Text segment:
A GOOD BULL.
When the bull is turned by the spear of the first picador, he passes on to the two other horsemen, who receive him with similar cordiality. If the animal be baffled by their skill and valour, stunning are the shouts of applause which celebrate the victory of the men: should he on the contrary charge home and overwhelm horses and riders, then—for the balances of praise and blame are held with perfect fairness—the fierce lord of the arena is encouraged with roars of compliments, Bravo toro, Viva toro, Well done, bull! even a long life is wished to him by thousands who know that he must be dead in twenty minutes.
A bold beast is not to be deterred by a trifling inch-deep wound, but presses on, goring the horse in the flank, and then gaining confidence and courage by victory, and “baptized in blood,” à la Française, advances in a career of honour, gore, and glory. The picador is seldom well mounted, for the horses are provided, at the lowest possible price, by a contractor, who runs the risk whether many or few are killed; they indeed are the only things economised in this costly spectacle, and are sorry, broken-down hacks, fit only for the dog-kennel of an English squire, or carriage of a foreign Pair. This increases the danger to his rider; in the ancient combats, the finest and most spirited horses were used; quick as lightning, and turning to the touch, they escaped the deadly rush. The eyes of those poor horses which see and will not face death, are often bound over with a handkerchief, like criminals about to be executed; thus they await blindfold the fatal horn thrust which is to end their life of misery.
DEATH OF THE HORSE.
The picadors are subject to most severe falls; the bull often tosses horse and rider in one ruin, and when his victims fall with a crash on the ground exhausts his fury upon his prostrate foes. The picador manages (if he can) to fall off on the opposite side, in order that his horse may form a barrier and rampart between him and the bull. When these deadly struggles take place, when life hangs on a thread, the amphitheatre is peopled with heads; every feeling of anxiety, eagerness, fear, horror, and delight is stamped on their expressive countenances; if happiness is to be estimated by quality, intensity, and concentration, rather than duration (and it is), these are moments of excitement more precious to them, than ages of placid, insipid, uniform stagnation. Their feelings are wrought to a pitch, when the horse, maddened with wounds and terror, plunging in the death-struggle, the crimson seams of blood streaking his foam and sweat-whitened body, flies from the infuriated bull still pursuing, still goring; then are displayed the nerve, presence of mind, and horsemanship of the dexterous and undismayed picador. It is in truth a piteous sight to see the poor mangled horses treading out their entrails, and yet gallantly carrying off their riders unhurt. But as in the pagan sacrifices, the quivering intestines, trembling with life, formed the most propitious omens—to what will not early habit familiarise?—so the Spaniards are no more affected with the reality, than the Italians are with the abstract “tanti palpiti” of Rossini.

Available data:
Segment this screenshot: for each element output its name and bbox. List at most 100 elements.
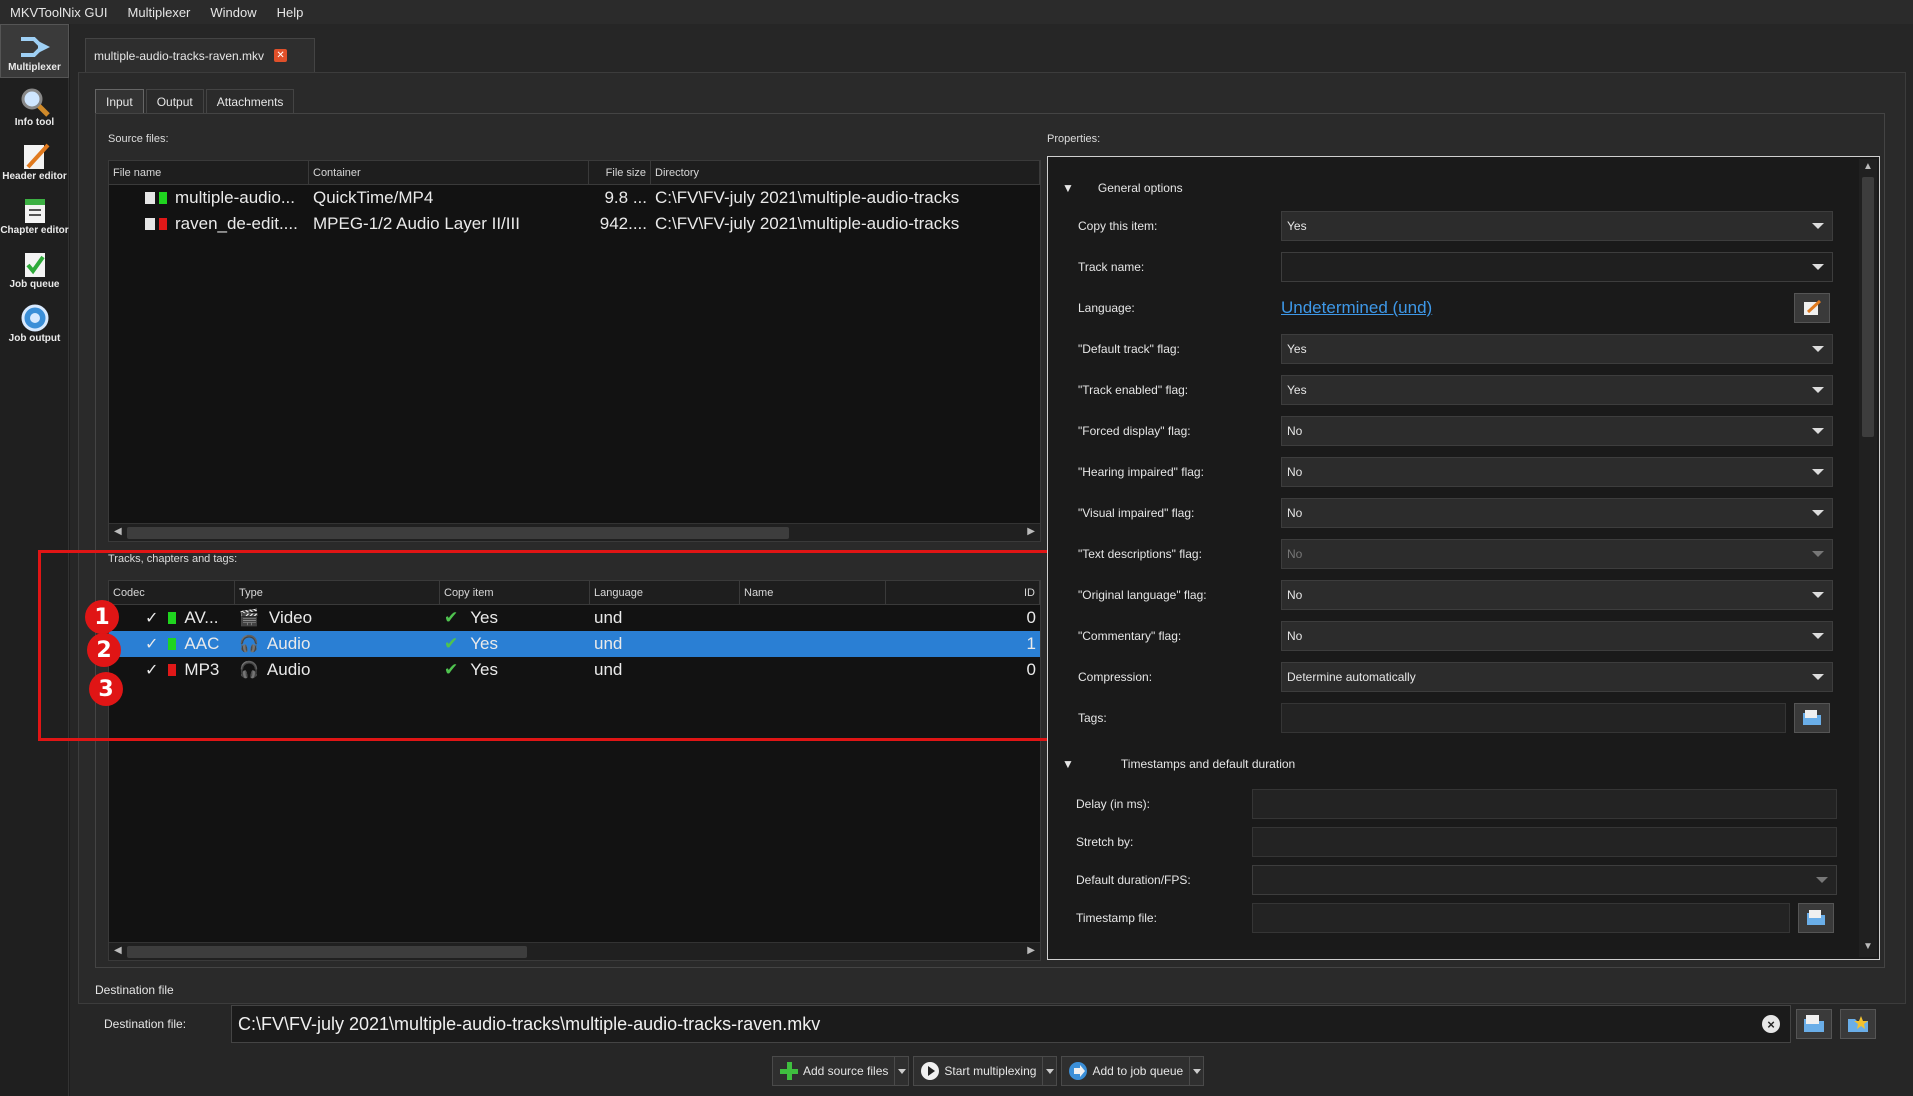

The task:
Answer these questions using the bullfighting passage:
1. Who provides the picadors' horses?
2. What are the eyes of the horses that will not face death often bound over with?
3. On which side does a falling picador try to land, and why?

Solution:
1. A contractor provides them, at the lowest possible price.
2. A handkerchief.
3. The side opposite the bull, so that his horse forms a barrier between him and the bull.